WORK INSTRUCTIONS:
Repeat the full listing, word for word.

= = = = = = =

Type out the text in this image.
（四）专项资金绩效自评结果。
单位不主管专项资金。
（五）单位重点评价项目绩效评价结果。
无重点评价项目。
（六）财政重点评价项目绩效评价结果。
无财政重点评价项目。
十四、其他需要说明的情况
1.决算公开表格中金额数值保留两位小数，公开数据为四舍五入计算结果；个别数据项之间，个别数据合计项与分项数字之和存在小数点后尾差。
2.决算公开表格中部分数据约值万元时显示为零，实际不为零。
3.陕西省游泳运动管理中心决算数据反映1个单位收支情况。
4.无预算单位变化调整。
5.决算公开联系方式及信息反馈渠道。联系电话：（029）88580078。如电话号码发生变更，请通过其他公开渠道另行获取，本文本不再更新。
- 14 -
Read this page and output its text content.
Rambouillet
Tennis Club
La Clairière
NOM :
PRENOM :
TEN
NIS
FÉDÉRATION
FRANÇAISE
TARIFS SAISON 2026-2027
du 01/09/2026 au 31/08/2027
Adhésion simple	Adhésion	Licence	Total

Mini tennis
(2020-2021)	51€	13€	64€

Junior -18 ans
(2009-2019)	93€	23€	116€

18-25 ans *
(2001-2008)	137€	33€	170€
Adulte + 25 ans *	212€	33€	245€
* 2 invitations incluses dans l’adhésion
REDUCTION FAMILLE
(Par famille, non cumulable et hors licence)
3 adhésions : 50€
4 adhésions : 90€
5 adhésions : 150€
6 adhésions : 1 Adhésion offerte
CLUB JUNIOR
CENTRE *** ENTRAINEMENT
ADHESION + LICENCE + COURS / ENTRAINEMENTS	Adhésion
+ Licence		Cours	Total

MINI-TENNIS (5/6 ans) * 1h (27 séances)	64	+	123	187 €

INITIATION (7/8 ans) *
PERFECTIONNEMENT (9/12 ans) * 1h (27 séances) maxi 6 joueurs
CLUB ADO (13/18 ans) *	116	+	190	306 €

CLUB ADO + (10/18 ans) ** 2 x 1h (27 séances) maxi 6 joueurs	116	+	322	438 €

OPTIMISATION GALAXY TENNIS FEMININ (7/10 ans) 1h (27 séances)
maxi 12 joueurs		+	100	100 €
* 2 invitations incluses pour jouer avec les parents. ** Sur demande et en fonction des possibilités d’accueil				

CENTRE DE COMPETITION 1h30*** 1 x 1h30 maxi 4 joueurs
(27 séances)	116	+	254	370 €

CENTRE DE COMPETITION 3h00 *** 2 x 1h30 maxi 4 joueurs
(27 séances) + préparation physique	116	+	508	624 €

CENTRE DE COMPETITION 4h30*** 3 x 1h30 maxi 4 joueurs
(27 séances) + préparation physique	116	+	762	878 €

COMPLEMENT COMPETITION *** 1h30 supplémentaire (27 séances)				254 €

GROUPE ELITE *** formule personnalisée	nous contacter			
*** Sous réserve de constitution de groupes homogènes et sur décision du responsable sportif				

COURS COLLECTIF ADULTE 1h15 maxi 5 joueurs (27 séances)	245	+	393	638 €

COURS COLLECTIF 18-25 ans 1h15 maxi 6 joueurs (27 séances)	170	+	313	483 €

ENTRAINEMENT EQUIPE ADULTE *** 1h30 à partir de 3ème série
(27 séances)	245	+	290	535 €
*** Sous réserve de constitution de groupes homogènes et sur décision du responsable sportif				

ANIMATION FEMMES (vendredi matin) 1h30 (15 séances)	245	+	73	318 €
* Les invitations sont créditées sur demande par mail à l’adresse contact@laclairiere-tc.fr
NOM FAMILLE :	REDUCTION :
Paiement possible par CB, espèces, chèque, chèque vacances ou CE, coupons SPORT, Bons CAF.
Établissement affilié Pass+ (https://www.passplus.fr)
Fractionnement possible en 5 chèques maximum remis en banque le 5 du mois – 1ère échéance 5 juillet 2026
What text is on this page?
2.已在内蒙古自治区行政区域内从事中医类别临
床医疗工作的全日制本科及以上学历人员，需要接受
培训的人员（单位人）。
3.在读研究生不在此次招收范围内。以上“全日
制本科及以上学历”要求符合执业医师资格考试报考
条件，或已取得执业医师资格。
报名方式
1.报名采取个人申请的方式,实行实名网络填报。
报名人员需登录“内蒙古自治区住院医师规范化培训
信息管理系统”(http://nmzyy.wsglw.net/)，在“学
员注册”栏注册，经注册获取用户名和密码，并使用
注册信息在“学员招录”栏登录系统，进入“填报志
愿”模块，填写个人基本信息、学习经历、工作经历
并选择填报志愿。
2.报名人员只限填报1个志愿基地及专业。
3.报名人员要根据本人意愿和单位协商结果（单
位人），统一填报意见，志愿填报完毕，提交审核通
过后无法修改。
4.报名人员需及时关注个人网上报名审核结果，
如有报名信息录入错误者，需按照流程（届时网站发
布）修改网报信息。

= = = = = = =

SOLVED PROBLEM:
Type out the text in this image.
（四）专项资金绩效自评结果。
单位不主管专项资金。
（五）单位重点评价项目绩效评价结果。
无重点评价项目。
（六）财政重点评价项目绩效评价结果。
无财政重点评价项目。
十四、其他需要说明的情况
1.决算公开表格中金额数值保留两位小数，公开数据为四舍五入计算结果；个别数据项之间，个别数据合计项与分项数字之和存在小数点后尾差。
2.决算公开表格中部分数据约值万元时显示为零，实际不为零。
3.陕西省游泳运动管理中心决算数据反映1个单位收支情况。
4.无预算单位变化调整。
5.决算公开联系方式及信息反馈渠道。联系电话：（029）88580078。如电话号码发生变更，请通过其他公开渠道另行获取，本文本不再更新。
- 14 -
Read this page and output its text content.
Rambouillet
Tennis Club
La Clairière
NOM :
PRENOM :
TEN
NIS
FÉDÉRATION
FRANÇAISE
TARIFS SAISON 2026-2027
du 01/09/2026 au 31/08/2027
Adhésion simple	Adhésion	Licence	Total

Mini tennis
(2020-2021)	51€	13€	64€

Junior -18 ans
(2009-2019)	93€	23€	116€

18-25 ans *
(2001-2008)	137€	33€	170€
Adulte + 25 ans *	212€	33€	245€
* 2 invitations incluses dans l’adhésion
REDUCTION FAMILLE
(Par famille, non cumulable et hors licence)
3 adhésions : 50€
4 adhésions : 90€
5 adhésions : 150€
6 adhésions : 1 Adhésion offerte
CLUB JUNIOR
CENTRE *** ENTRAINEMENT
ADHESION + LICENCE + COURS / ENTRAINEMENTS	Adhésion
+ Licence		Cours	Total

MINI-TENNIS (5/6 ans) * 1h (27 séances)	64	+	123	187 €

INITIATION (7/8 ans) *
PERFECTIONNEMENT (9/12 ans) * 1h (27 séances) maxi 6 joueurs
CLUB ADO (13/18 ans) *	116	+	190	306 €

CLUB ADO + (10/18 ans) ** 2 x 1h (27 séances) maxi 6 joueurs	116	+	322	438 €

OPTIMISATION GALAXY TENNIS FEMININ (7/10 ans) 1h (27 séances)
maxi 12 joueurs		+	100	100 €
* 2 invitations incluses pour jouer avec les parents. ** Sur demande et en fonction des possibilités d’accueil				

CENTRE DE COMPETITION 1h30*** 1 x 1h30 maxi 4 joueurs
(27 séances)	116	+	254	370 €

CENTRE DE COMPETITION 3h00 *** 2 x 1h30 maxi 4 joueurs
(27 séances) + préparation physique	116	+	508	624 €

CENTRE DE COMPETITION 4h30*** 3 x 1h30 maxi 4 joueurs
(27 séances) + préparation physique	116	+	762	878 €

COMPLEMENT COMPETITION *** 1h30 supplémentaire (27 séances)				254 €

GROUPE ELITE *** formule personnalisée	nous contacter			
*** Sous réserve de constitution de groupes homogènes et sur décision du responsable sportif				

COURS COLLECTIF ADULTE 1h15 maxi 5 joueurs (27 séances)	245	+	393	638 €

COURS COLLECTIF 18-25 ans 1h15 maxi 6 joueurs (27 séances)	170	+	313	483 €

ENTRAINEMENT EQUIPE ADULTE *** 1h30 à partir de 3ème série
(27 séances)	245	+	290	535 €
*** Sous réserve de constitution de groupes homogènes et sur décision du responsable sportif				

ANIMATION FEMMES (vendredi matin) 1h30 (15 séances)	245	+	73	318 €
* Les invitations sont créditées sur demande par mail à l’adresse contact@laclairiere-tc.fr
NOM FAMILLE :	REDUCTION :
Paiement possible par CB, espèces, chèque, chèque vacances ou CE, coupons SPORT, Bons CAF.
Établissement affilié Pass+ (https://www.passplus.fr)
Fractionnement possible en 5 chèques maximum remis en banque le 5 du mois – 1ère échéance 5 juillet 2026
What text is on this page?
2.已在内蒙古自治区行政区域内从事中医类别临
床医疗工作的全日制本科及以上学历人员，需要接受
培训的人员（单位人）。
3.在读研究生不在此次招收范围内。以上“全日
制本科及以上学历”要求符合执业医师资格考试报考
条件，或已取得执业医师资格。
报名方式
1.报名采取个人申请的方式,实行实名网络填报。
报名人员需登录“内蒙古自治区住院医师规范化培训
信息管理系统”(http://nmzyy.wsglw.net/)，在“学
员注册”栏注册，经注册获取用户名和密码，并使用
注册信息在“学员招录”栏登录系统，进入“填报志
愿”模块，填写个人基本信息、学习经历、工作经历
并选择填报志愿。
2.报名人员只限填报1个志愿基地及专业。
3.报名人员要根据本人意愿和单位协商结果（单
位人），统一填报意见，志愿填报完毕，提交审核通
过后无法修改。
4.报名人员需及时关注个人网上报名审核结果，
如有报名信息录入错误者，需按照流程（届时网站发
布）修改网报信息。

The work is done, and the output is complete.